═══ RECORDED DATA

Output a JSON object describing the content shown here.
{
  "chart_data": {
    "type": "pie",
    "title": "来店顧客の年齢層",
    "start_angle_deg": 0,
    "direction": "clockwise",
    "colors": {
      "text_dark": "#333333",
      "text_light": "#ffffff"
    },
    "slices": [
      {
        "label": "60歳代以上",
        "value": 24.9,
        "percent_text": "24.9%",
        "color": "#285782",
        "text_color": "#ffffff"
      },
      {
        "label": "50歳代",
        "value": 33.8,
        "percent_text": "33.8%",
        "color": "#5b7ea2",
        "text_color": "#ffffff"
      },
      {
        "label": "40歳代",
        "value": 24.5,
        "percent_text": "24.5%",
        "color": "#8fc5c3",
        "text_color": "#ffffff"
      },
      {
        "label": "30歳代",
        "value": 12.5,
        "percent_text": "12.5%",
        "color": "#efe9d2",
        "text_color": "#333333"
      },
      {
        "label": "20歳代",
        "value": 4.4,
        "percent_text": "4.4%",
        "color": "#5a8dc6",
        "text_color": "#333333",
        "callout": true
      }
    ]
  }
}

══════

▶ [GOAL]: Return each line with "value".

▶ [EXERCISE ANSWER]:
        "value": 24.9,
        "value": 33.8,
        "value": 24.5,
        "value": 12.5,
        "value": 4.4,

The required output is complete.